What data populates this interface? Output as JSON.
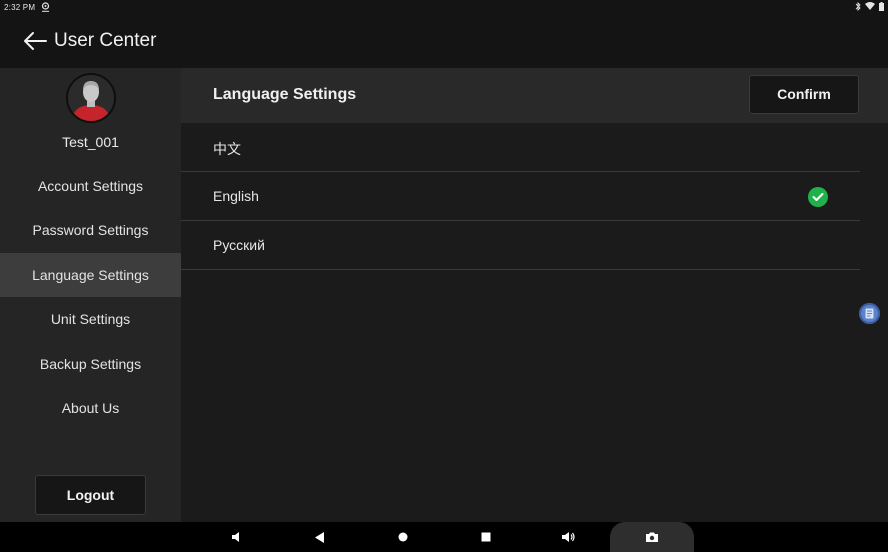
{
  "status_bar": {
    "time": "2:32 PM"
  },
  "app_bar": {
    "title": "User Center"
  },
  "sidebar": {
    "username": "Test_001",
    "items": [
      {
        "label": "Account Settings",
        "active": false
      },
      {
        "label": "Password Settings",
        "active": false
      },
      {
        "label": "Language Settings",
        "active": true
      },
      {
        "label": "Unit Settings",
        "active": false
      },
      {
        "label": "Backup Settings",
        "active": false
      },
      {
        "label": "About Us",
        "active": false
      }
    ],
    "logout_label": "Logout"
  },
  "content": {
    "title": "Language Settings",
    "confirm_label": "Confirm",
    "languages": [
      {
        "label": "中文",
        "selected": false
      },
      {
        "label": "English",
        "selected": true
      },
      {
        "label": "Русский",
        "selected": false
      }
    ]
  },
  "icons": {
    "back": "arrow-left-icon",
    "check": "check-circle-icon",
    "float": "floating-assist-icon",
    "nav": [
      "volume-down-icon",
      "back-triangle-icon",
      "home-circle-icon",
      "recents-square-icon",
      "volume-up-icon",
      "camera-icon"
    ]
  },
  "colors": {
    "accent_check": "#21b14b",
    "active_menu_bg": "#3e3d3e",
    "sidebar_bg": "#262526",
    "content_bg": "#1c1b1c"
  }
}
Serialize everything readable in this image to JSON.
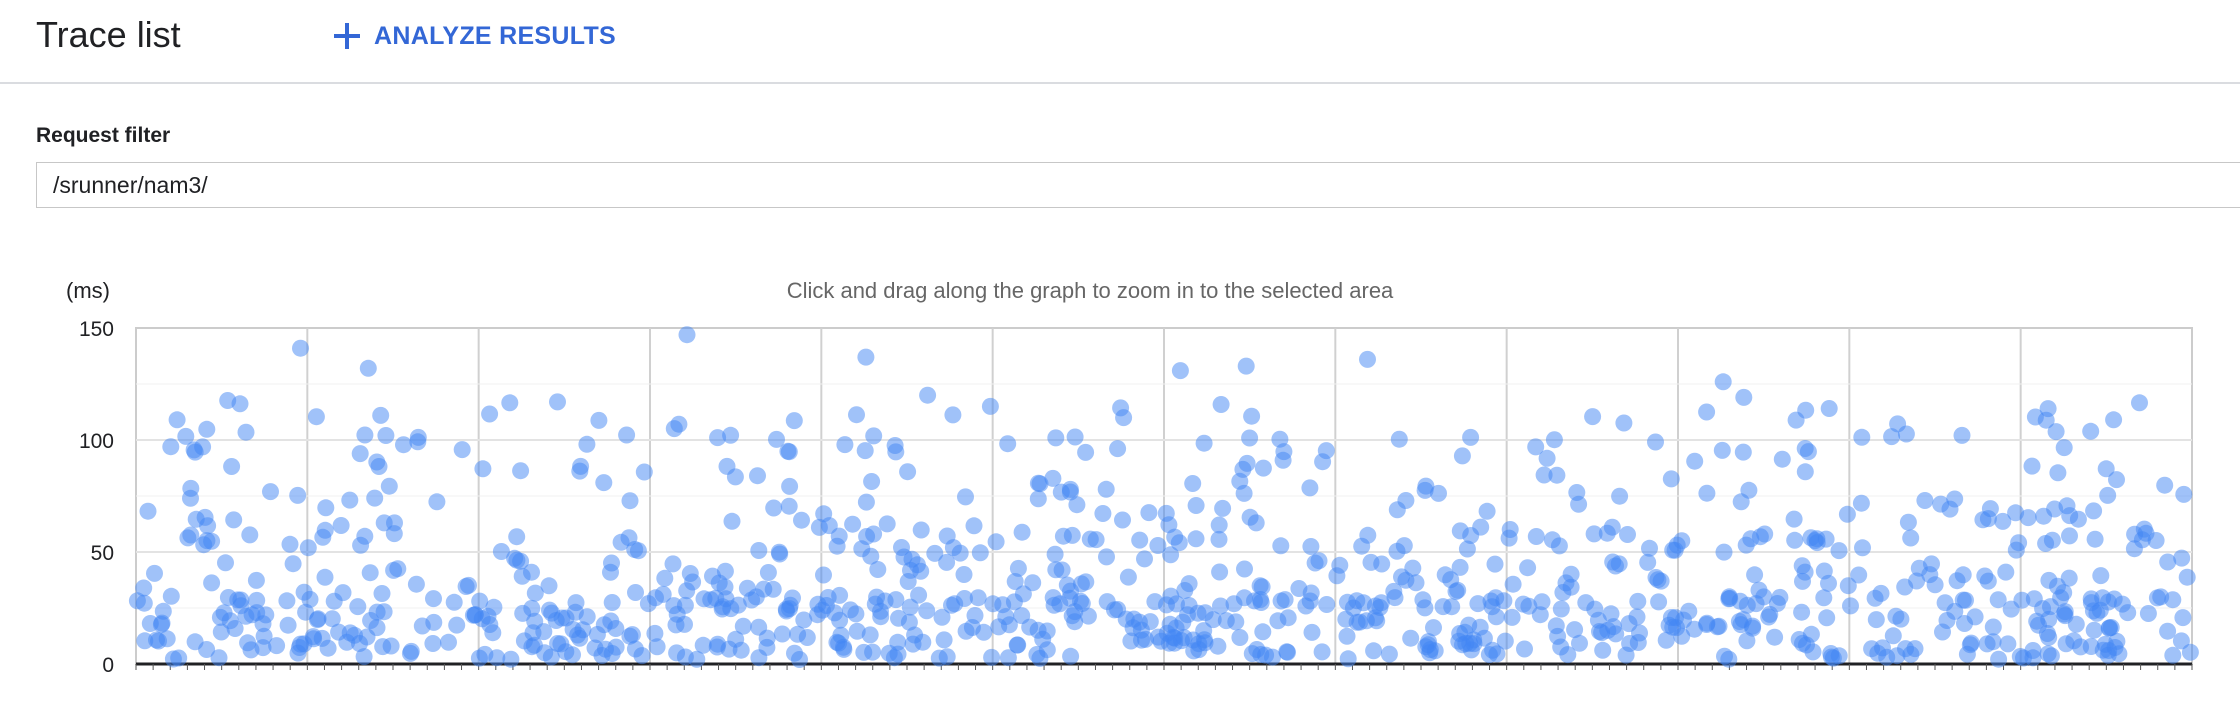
{
  "header": {
    "title": "Trace list",
    "analyze_button_label": "ANALYZE RESULTS",
    "analyze_icon": "plus-icon"
  },
  "filter": {
    "label": "Request filter",
    "value": "/srunner/nam3/"
  },
  "chart": {
    "y_unit_label": "(ms)",
    "hint": "Click and drag along the graph to zoom in to the selected area"
  },
  "colors": {
    "accent": "#3367d6",
    "point": "#4285f4",
    "grid": "#e0e0e0"
  },
  "chart_data": {
    "type": "scatter",
    "title": "",
    "xlabel": "",
    "ylabel": "(ms)",
    "ylim": [
      0,
      150
    ],
    "yticks": [
      0,
      50,
      100,
      150
    ],
    "grid": true,
    "point_count": 960,
    "points_generation": "pseudo-random sample approximating the visible distribution: dense below 40 ms, sparse up to ~150 ms",
    "notable_points": [
      {
        "x": 0.02,
        "y": 109
      },
      {
        "x": 0.08,
        "y": 141
      },
      {
        "x": 0.113,
        "y": 132
      },
      {
        "x": 0.119,
        "y": 111
      },
      {
        "x": 0.205,
        "y": 117
      },
      {
        "x": 0.268,
        "y": 147
      },
      {
        "x": 0.355,
        "y": 137
      },
      {
        "x": 0.385,
        "y": 120
      },
      {
        "x": 0.508,
        "y": 131
      },
      {
        "x": 0.54,
        "y": 133
      },
      {
        "x": 0.599,
        "y": 136
      },
      {
        "x": 0.772,
        "y": 126
      },
      {
        "x": 0.782,
        "y": 119
      },
      {
        "x": 0.93,
        "y": 114
      }
    ]
  }
}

= What you are asked to do =
Reproduce the listing exactly. Leave its pictures out.

= Exercise response =
What data populates this interface? Output as JSON.
{
  "status_bar": {
    "time": "2:32 PM"
  },
  "app_bar": {
    "title": "User Center"
  },
  "sidebar": {
    "username": "Test_001",
    "items": [
      {
        "label": "Account Settings",
        "active": false
      },
      {
        "label": "Password Settings",
        "active": false
      },
      {
        "label": "Language Settings",
        "active": true
      },
      {
        "label": "Unit Settings",
        "active": false
      },
      {
        "label": "Backup Settings",
        "active": false
      },
      {
        "label": "About Us",
        "active": false
      }
    ],
    "logout_label": "Logout"
  },
  "content": {
    "title": "Language Settings",
    "confirm_label": "Confirm",
    "languages": [
      {
        "label": "中文",
        "selected": false
      },
      {
        "label": "English",
        "selected": true
      },
      {
        "label": "Русский",
        "selected": false
      }
    ]
  },
  "icons": {
    "back": "arrow-left-icon",
    "check": "check-circle-icon",
    "float": "floating-assist-icon",
    "nav": [
      "volume-down-icon",
      "back-triangle-icon",
      "home-circle-icon",
      "recents-square-icon",
      "volume-up-icon",
      "camera-icon"
    ]
  },
  "colors": {
    "accent_check": "#21b14b",
    "active_menu_bg": "#3e3d3e",
    "sidebar_bg": "#262526",
    "content_bg": "#1c1b1c"
  }
}
Serialize everything readable in this image to JSON.
{
  "header": {
    "title": "Trace list",
    "analyze_button_label": "ANALYZE RESULTS",
    "analyze_icon": "plus-icon"
  },
  "filter": {
    "label": "Request filter",
    "value": "/srunner/nam3/"
  },
  "chart": {
    "y_unit_label": "(ms)",
    "hint": "Click and drag along the graph to zoom in to the selected area"
  },
  "colors": {
    "accent": "#3367d6",
    "point": "#4285f4",
    "grid": "#e0e0e0"
  },
  "chart_data": {
    "type": "scatter",
    "title": "",
    "xlabel": "",
    "ylabel": "(ms)",
    "ylim": [
      0,
      150
    ],
    "yticks": [
      0,
      50,
      100,
      150
    ],
    "grid": true,
    "point_count": 960,
    "points_generation": "pseudo-random sample approximating the visible distribution: dense below 40 ms, sparse up to ~150 ms",
    "notable_points": [
      {
        "x": 0.02,
        "y": 109
      },
      {
        "x": 0.08,
        "y": 141
      },
      {
        "x": 0.113,
        "y": 132
      },
      {
        "x": 0.119,
        "y": 111
      },
      {
        "x": 0.205,
        "y": 117
      },
      {
        "x": 0.268,
        "y": 147
      },
      {
        "x": 0.355,
        "y": 137
      },
      {
        "x": 0.385,
        "y": 120
      },
      {
        "x": 0.508,
        "y": 131
      },
      {
        "x": 0.54,
        "y": 133
      },
      {
        "x": 0.599,
        "y": 136
      },
      {
        "x": 0.772,
        "y": 126
      },
      {
        "x": 0.782,
        "y": 119
      },
      {
        "x": 0.93,
        "y": 114
      }
    ]
  }
}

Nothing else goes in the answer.